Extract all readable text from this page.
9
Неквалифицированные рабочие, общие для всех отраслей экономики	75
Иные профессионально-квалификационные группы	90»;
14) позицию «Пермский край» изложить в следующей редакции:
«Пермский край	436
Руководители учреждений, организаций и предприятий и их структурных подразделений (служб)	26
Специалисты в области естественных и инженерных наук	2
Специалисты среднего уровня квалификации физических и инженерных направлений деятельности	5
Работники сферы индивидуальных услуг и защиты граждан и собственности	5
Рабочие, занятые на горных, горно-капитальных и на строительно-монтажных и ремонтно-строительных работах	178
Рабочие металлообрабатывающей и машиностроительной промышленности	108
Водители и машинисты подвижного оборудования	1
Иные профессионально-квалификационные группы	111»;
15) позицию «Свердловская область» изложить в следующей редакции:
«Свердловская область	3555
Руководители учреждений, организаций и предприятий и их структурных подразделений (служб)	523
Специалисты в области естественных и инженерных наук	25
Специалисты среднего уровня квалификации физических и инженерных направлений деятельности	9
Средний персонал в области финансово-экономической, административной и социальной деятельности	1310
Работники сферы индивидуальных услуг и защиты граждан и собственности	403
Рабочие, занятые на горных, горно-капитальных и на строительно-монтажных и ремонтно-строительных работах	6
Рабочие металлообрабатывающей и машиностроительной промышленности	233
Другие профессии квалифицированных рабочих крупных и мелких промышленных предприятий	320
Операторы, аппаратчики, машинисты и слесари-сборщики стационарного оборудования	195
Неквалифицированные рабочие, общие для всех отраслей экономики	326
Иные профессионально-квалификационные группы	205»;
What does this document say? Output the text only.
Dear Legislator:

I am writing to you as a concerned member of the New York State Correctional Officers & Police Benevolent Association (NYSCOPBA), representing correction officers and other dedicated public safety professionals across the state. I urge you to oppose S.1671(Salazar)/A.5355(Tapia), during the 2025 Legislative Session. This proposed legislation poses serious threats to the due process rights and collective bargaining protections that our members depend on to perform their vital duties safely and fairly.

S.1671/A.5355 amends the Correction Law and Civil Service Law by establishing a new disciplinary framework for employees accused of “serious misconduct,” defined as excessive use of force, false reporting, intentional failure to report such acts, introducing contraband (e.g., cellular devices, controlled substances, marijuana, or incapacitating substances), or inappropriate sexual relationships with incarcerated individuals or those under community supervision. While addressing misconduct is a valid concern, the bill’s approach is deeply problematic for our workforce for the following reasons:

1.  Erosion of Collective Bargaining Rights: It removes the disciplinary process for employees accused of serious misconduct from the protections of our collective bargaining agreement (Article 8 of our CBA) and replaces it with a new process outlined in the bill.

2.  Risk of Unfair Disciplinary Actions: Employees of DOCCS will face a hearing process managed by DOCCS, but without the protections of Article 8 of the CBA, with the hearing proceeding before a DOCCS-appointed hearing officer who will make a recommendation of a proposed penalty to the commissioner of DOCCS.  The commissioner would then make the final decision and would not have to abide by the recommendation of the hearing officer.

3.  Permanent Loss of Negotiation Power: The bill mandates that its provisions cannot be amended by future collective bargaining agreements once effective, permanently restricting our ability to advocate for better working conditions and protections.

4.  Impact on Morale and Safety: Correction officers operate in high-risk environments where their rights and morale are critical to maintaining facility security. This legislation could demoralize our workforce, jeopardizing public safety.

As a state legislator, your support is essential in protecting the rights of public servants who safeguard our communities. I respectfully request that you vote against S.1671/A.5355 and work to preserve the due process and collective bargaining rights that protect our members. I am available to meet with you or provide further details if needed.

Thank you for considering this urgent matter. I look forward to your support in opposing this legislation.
====
- What to produce
Reproduce the records word for word.

- Expected output
Extract all readable text from this page.
9
Неквалифицированные рабочие, общие для всех отраслей экономики	75
Иные профессионально-квалификационные группы	90»;
14) позицию «Пермский край» изложить в следующей редакции:
«Пермский край	436
Руководители учреждений, организаций и предприятий и их структурных подразделений (служб)	26
Специалисты в области естественных и инженерных наук	2
Специалисты среднего уровня квалификации физических и инженерных направлений деятельности	5
Работники сферы индивидуальных услуг и защиты граждан и собственности	5
Рабочие, занятые на горных, горно-капитальных и на строительно-монтажных и ремонтно-строительных работах	178
Рабочие металлообрабатывающей и машиностроительной промышленности	108
Водители и машинисты подвижного оборудования	1
Иные профессионально-квалификационные группы	111»;
15) позицию «Свердловская область» изложить в следующей редакции:
«Свердловская область	3555
Руководители учреждений, организаций и предприятий и их структурных подразделений (служб)	523
Специалисты в области естественных и инженерных наук	25
Специалисты среднего уровня квалификации физических и инженерных направлений деятельности	9
Средний персонал в области финансово-экономической, административной и социальной деятельности	1310
Работники сферы индивидуальных услуг и защиты граждан и собственности	403
Рабочие, занятые на горных, горно-капитальных и на строительно-монтажных и ремонтно-строительных работах	6
Рабочие металлообрабатывающей и машиностроительной промышленности	233
Другие профессии квалифицированных рабочих крупных и мелких промышленных предприятий	320
Операторы, аппаратчики, машинисты и слесари-сборщики стационарного оборудования	195
Неквалифицированные рабочие, общие для всех отраслей экономики	326
Иные профессионально-квалификационные группы	205»;
What does this document say? Output the text only.
Dear Legislator:

I am writing to you as a concerned member of the New York State Correctional Officers & Police Benevolent Association (NYSCOPBA), representing correction officers and other dedicated public safety professionals across the state. I urge you to oppose S.1671(Salazar)/A.5355(Tapia), during the 2025 Legislative Session. This proposed legislation poses serious threats to the due process rights and collective bargaining protections that our members depend on to perform their vital duties safely and fairly.

S.1671/A.5355 amends the Correction Law and Civil Service Law by establishing a new disciplinary framework for employees accused of “serious misconduct,” defined as excessive use of force, false reporting, intentional failure to report such acts, introducing contraband (e.g., cellular devices, controlled substances, marijuana, or incapacitating substances), or inappropriate sexual relationships with incarcerated individuals or those under community supervision. While addressing misconduct is a valid concern, the bill’s approach is deeply problematic for our workforce for the following reasons:

1.  Erosion of Collective Bargaining Rights: It removes the disciplinary process for employees accused of serious misconduct from the protections of our collective bargaining agreement (Article 8 of our CBA) and replaces it with a new process outlined in the bill.

2.  Risk of Unfair Disciplinary Actions: Employees of DOCCS will face a hearing process managed by DOCCS, but without the protections of Article 8 of the CBA, with the hearing proceeding before a DOCCS-appointed hearing officer who will make a recommendation of a proposed penalty to the commissioner of DOCCS.  The commissioner would then make the final decision and would not have to abide by the recommendation of the hearing officer.

3.  Permanent Loss of Negotiation Power: The bill mandates that its provisions cannot be amended by future collective bargaining agreements once effective, permanently restricting our ability to advocate for better working conditions and protections.

4.  Impact on Morale and Safety: Correction officers operate in high-risk environments where their rights and morale are critical to maintaining facility security. This legislation could demoralize our workforce, jeopardizing public safety.

As a state legislator, your support is essential in protecting the rights of public servants who safeguard our communities. I respectfully request that you vote against S.1671/A.5355 and work to preserve the due process and collective bargaining rights that protect our members. I am available to meet with you or provide further details if needed.

Thank you for considering this urgent matter. I look forward to your support in opposing this legislation.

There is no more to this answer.